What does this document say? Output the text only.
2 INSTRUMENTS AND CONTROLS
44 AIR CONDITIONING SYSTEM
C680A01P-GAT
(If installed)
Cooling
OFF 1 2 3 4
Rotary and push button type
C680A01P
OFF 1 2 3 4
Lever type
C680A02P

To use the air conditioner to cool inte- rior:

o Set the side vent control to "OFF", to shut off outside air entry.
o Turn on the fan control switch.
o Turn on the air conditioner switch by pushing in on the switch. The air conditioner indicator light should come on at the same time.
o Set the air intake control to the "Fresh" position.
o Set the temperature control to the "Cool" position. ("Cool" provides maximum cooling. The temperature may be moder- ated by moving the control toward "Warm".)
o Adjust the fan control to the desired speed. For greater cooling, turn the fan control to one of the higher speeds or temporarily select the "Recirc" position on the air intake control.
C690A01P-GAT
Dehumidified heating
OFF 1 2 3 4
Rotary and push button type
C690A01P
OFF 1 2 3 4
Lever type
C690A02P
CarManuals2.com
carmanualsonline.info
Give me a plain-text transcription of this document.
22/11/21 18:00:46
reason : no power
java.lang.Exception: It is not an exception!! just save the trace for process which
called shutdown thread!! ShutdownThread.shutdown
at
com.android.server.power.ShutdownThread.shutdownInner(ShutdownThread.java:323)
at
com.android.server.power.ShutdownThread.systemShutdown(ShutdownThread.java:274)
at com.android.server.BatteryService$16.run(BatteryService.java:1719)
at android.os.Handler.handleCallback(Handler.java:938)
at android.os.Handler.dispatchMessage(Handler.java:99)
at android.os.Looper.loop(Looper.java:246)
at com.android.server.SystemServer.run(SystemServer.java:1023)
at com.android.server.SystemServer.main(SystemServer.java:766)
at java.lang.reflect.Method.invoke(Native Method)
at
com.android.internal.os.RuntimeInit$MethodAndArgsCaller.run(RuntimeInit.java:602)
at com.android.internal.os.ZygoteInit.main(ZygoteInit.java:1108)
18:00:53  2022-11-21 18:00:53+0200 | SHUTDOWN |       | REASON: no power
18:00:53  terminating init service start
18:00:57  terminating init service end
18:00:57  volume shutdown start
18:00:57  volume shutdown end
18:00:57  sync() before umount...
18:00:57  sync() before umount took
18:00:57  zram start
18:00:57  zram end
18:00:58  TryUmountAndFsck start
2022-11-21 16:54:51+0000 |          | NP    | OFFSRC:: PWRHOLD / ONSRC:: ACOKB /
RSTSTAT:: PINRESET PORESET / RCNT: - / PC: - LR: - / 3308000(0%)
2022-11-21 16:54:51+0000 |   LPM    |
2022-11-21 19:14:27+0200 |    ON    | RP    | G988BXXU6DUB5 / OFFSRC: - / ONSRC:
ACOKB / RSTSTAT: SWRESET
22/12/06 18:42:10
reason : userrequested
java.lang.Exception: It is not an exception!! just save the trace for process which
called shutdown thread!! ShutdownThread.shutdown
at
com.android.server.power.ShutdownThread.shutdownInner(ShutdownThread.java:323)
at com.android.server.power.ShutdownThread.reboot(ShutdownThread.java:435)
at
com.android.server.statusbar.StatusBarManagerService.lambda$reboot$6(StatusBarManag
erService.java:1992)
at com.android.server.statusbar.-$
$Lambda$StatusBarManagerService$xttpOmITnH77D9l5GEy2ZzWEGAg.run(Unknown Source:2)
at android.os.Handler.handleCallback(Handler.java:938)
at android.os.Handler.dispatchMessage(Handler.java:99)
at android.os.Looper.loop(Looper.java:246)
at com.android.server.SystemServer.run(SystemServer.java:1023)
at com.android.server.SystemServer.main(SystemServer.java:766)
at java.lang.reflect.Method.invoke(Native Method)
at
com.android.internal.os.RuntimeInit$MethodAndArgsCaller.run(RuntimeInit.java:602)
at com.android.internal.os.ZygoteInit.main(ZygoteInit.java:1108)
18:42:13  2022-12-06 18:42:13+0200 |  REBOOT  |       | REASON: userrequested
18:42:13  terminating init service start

* _What is asked_: Copy down the material exactly as written.

* _Exercise result_:
What does this document say? Output the text only.
2 INSTRUMENTS AND CONTROLS
44 AIR CONDITIONING SYSTEM
C680A01P-GAT
(If installed)
Cooling
OFF 1 2 3 4
Rotary and push button type
C680A01P
OFF 1 2 3 4
Lever type
C680A02P

To use the air conditioner to cool inte- rior:

o Set the side vent control to "OFF", to shut off outside air entry.
o Turn on the fan control switch.
o Turn on the air conditioner switch by pushing in on the switch. The air conditioner indicator light should come on at the same time.
o Set the air intake control to the "Fresh" position.
o Set the temperature control to the "Cool" position. ("Cool" provides maximum cooling. The temperature may be moder- ated by moving the control toward "Warm".)
o Adjust the fan control to the desired speed. For greater cooling, turn the fan control to one of the higher speeds or temporarily select the "Recirc" position on the air intake control.
C690A01P-GAT
Dehumidified heating
OFF 1 2 3 4
Rotary and push button type
C690A01P
OFF 1 2 3 4
Lever type
C690A02P
CarManuals2.com
carmanualsonline.info
Give me a plain-text transcription of this document.
22/11/21 18:00:46
reason : no power
java.lang.Exception: It is not an exception!! just save the trace for process which
called shutdown thread!! ShutdownThread.shutdown
at
com.android.server.power.ShutdownThread.shutdownInner(ShutdownThread.java:323)
at
com.android.server.power.ShutdownThread.systemShutdown(ShutdownThread.java:274)
at com.android.server.BatteryService$16.run(BatteryService.java:1719)
at android.os.Handler.handleCallback(Handler.java:938)
at android.os.Handler.dispatchMessage(Handler.java:99)
at android.os.Looper.loop(Looper.java:246)
at com.android.server.SystemServer.run(SystemServer.java:1023)
at com.android.server.SystemServer.main(SystemServer.java:766)
at java.lang.reflect.Method.invoke(Native Method)
at
com.android.internal.os.RuntimeInit$MethodAndArgsCaller.run(RuntimeInit.java:602)
at com.android.internal.os.ZygoteInit.main(ZygoteInit.java:1108)
18:00:53  2022-11-21 18:00:53+0200 | SHUTDOWN |       | REASON: no power
18:00:53  terminating init service start
18:00:57  terminating init service end
18:00:57  volume shutdown start
18:00:57  volume shutdown end
18:00:57  sync() before umount...
18:00:57  sync() before umount took
18:00:57  zram start
18:00:57  zram end
18:00:58  TryUmountAndFsck start
2022-11-21 16:54:51+0000 |          | NP    | OFFSRC:: PWRHOLD / ONSRC:: ACOKB /
RSTSTAT:: PINRESET PORESET / RCNT: - / PC: - LR: - / 3308000(0%)
2022-11-21 16:54:51+0000 |   LPM    |
2022-11-21 19:14:27+0200 |    ON    | RP    | G988BXXU6DUB5 / OFFSRC: - / ONSRC:
ACOKB / RSTSTAT: SWRESET
22/12/06 18:42:10
reason : userrequested
java.lang.Exception: It is not an exception!! just save the trace for process which
called shutdown thread!! ShutdownThread.shutdown
at
com.android.server.power.ShutdownThread.shutdownInner(ShutdownThread.java:323)
at com.android.server.power.ShutdownThread.reboot(ShutdownThread.java:435)
at
com.android.server.statusbar.StatusBarManagerService.lambda$reboot$6(StatusBarManag
erService.java:1992)
at com.android.server.statusbar.-$
$Lambda$StatusBarManagerService$xttpOmITnH77D9l5GEy2ZzWEGAg.run(Unknown Source:2)
at android.os.Handler.handleCallback(Handler.java:938)
at android.os.Handler.dispatchMessage(Handler.java:99)
at android.os.Looper.loop(Looper.java:246)
at com.android.server.SystemServer.run(SystemServer.java:1023)
at com.android.server.SystemServer.main(SystemServer.java:766)
at java.lang.reflect.Method.invoke(Native Method)
at
com.android.internal.os.RuntimeInit$MethodAndArgsCaller.run(RuntimeInit.java:602)
at com.android.internal.os.ZygoteInit.main(ZygoteInit.java:1108)
18:42:13  2022-12-06 18:42:13+0200 |  REBOOT  |       | REASON: userrequested
18:42:13  terminating init service start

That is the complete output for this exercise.